# SUPPLIED MATERIAL start

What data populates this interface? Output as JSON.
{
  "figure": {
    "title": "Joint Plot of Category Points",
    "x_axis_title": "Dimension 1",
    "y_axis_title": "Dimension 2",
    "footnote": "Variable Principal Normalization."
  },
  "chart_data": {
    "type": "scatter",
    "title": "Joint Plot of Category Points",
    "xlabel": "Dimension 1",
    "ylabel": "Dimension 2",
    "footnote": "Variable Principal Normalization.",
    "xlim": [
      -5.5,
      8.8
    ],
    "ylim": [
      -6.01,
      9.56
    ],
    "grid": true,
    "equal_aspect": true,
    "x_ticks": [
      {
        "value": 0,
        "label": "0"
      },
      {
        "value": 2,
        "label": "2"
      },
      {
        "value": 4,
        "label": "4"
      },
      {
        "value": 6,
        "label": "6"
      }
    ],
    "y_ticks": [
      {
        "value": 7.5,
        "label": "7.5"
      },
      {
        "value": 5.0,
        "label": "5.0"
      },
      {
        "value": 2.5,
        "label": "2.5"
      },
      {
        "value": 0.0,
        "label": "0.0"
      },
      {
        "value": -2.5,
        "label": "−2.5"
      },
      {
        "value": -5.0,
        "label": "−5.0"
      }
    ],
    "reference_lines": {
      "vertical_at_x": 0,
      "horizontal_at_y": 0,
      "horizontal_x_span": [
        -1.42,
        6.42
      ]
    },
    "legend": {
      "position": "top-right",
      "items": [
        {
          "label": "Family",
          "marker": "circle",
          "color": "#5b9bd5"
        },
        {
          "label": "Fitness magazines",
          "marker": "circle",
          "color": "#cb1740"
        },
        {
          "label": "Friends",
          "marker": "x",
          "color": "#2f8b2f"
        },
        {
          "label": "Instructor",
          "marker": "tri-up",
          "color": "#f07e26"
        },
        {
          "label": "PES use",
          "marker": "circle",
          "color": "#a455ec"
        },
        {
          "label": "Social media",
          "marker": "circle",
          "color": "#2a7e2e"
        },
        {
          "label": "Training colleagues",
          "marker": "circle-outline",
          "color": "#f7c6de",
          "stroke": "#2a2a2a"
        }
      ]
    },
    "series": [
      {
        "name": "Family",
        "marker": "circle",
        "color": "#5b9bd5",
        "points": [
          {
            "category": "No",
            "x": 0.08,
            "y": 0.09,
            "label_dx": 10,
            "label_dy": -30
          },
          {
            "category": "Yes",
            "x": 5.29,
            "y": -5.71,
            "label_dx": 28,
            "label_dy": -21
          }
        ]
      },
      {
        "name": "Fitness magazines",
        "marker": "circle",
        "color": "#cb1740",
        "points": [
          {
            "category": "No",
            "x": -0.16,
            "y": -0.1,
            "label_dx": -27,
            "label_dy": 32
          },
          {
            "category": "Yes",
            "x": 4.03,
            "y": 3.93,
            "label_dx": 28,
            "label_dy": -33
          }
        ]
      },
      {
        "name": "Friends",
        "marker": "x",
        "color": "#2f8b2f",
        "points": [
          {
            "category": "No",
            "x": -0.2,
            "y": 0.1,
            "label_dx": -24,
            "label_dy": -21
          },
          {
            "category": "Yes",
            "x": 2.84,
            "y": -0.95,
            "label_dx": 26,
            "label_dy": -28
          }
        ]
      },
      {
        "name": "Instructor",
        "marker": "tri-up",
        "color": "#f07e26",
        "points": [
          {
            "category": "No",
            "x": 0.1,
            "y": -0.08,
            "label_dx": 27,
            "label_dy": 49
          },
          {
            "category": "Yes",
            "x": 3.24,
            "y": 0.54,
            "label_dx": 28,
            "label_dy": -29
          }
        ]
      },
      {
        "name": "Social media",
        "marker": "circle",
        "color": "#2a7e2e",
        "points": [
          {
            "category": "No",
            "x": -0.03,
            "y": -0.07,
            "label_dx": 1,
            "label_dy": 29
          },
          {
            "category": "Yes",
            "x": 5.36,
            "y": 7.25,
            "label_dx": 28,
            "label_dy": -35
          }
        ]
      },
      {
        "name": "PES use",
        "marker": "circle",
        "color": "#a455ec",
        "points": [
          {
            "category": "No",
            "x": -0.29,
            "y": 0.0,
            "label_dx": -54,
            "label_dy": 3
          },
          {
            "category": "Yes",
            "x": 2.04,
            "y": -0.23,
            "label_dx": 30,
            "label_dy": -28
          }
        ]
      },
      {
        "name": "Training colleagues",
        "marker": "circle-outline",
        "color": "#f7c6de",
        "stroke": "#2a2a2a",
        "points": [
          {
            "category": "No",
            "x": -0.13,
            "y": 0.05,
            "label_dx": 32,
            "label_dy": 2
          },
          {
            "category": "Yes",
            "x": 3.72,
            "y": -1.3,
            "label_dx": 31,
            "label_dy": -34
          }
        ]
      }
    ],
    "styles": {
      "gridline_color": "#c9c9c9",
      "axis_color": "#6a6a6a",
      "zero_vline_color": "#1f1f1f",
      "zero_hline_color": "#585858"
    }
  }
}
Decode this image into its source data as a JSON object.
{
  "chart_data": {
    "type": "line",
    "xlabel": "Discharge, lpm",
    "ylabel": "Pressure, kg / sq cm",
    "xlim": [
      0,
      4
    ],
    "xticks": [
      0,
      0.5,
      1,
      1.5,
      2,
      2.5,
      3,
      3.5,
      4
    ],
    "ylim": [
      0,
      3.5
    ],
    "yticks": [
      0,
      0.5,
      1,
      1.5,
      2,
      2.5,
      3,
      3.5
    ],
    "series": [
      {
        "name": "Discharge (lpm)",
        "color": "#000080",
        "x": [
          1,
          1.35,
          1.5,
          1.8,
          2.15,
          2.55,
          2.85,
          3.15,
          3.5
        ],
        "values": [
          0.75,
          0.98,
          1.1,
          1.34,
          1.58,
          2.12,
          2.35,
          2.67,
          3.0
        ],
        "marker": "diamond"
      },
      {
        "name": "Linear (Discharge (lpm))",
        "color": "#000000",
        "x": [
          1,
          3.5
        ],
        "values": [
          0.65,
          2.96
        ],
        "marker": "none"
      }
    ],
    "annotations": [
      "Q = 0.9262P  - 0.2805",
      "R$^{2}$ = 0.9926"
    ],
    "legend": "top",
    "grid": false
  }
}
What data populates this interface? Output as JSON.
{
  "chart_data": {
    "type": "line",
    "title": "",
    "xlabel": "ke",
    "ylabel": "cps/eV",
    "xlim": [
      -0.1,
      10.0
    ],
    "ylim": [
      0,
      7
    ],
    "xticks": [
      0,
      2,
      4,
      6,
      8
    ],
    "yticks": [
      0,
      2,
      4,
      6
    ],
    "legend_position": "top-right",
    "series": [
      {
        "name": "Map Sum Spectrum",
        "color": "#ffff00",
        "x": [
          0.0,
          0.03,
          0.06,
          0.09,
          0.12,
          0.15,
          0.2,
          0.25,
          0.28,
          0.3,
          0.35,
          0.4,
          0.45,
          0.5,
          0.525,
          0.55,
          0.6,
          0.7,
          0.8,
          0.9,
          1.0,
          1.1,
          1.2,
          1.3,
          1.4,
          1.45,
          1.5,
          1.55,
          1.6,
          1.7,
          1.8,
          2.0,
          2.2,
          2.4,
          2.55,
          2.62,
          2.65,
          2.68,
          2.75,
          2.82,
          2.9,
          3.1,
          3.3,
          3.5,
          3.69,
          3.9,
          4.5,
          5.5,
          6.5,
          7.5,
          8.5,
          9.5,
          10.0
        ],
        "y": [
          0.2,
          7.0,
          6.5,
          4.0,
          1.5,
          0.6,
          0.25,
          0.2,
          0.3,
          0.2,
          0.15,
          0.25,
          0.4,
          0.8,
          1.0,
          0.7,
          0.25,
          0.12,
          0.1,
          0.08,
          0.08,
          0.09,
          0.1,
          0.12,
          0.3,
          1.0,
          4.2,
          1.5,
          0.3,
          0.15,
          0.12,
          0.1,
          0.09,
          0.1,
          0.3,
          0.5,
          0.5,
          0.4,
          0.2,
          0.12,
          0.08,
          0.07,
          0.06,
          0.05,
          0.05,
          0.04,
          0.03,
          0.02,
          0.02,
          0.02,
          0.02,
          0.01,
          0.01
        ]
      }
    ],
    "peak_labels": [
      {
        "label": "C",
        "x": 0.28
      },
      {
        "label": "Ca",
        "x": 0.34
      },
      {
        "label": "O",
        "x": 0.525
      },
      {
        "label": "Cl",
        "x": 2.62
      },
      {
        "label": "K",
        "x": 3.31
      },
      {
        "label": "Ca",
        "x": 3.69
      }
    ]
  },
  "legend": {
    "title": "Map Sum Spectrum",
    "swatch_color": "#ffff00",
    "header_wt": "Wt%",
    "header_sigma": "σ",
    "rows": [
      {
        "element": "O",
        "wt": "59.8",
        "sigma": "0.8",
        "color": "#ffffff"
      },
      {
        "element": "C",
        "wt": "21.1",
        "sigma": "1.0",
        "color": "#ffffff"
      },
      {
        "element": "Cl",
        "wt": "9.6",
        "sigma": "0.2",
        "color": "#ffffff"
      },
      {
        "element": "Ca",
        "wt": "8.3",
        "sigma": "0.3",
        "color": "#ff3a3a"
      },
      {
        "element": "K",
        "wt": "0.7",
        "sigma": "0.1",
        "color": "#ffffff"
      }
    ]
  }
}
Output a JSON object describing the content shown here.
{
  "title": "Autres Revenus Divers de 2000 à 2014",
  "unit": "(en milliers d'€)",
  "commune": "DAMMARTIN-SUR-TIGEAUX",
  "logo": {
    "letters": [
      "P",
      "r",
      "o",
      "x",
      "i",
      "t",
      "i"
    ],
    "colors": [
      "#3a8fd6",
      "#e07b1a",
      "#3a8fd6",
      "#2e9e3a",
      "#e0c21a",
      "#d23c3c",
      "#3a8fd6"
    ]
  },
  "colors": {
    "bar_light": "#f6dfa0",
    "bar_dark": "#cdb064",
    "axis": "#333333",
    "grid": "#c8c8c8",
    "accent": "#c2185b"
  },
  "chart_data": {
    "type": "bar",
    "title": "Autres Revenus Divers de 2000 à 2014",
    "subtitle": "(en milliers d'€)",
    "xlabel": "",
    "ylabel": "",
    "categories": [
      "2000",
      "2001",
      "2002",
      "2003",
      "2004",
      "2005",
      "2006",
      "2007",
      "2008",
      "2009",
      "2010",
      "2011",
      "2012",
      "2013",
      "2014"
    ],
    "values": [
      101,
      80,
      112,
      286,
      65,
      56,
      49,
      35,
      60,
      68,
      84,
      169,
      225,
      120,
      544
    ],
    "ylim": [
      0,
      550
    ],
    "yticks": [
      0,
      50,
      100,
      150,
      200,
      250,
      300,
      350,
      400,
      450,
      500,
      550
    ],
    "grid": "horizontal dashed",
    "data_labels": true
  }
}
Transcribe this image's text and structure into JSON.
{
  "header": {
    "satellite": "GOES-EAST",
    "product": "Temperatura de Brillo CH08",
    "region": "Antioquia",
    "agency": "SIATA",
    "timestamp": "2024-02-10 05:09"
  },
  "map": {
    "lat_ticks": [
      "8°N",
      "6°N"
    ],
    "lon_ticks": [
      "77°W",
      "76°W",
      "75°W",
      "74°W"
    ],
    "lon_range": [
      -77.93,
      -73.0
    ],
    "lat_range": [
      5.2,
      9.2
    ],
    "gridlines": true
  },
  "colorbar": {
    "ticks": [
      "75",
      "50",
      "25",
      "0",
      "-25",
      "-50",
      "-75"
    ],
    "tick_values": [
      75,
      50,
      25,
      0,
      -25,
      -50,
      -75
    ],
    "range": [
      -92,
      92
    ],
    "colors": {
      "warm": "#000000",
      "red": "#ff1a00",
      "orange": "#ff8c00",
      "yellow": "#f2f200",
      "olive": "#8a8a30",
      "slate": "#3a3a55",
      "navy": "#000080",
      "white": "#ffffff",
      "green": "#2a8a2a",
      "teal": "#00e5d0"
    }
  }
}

# SUPPLIED MATERIAL end

### WORK INSTRUCTIONS
Copy each line of the data that contains the word "right".

### ANSWER TO THIS TASK
      "position": "top-right",
    "legend_position": "top-right",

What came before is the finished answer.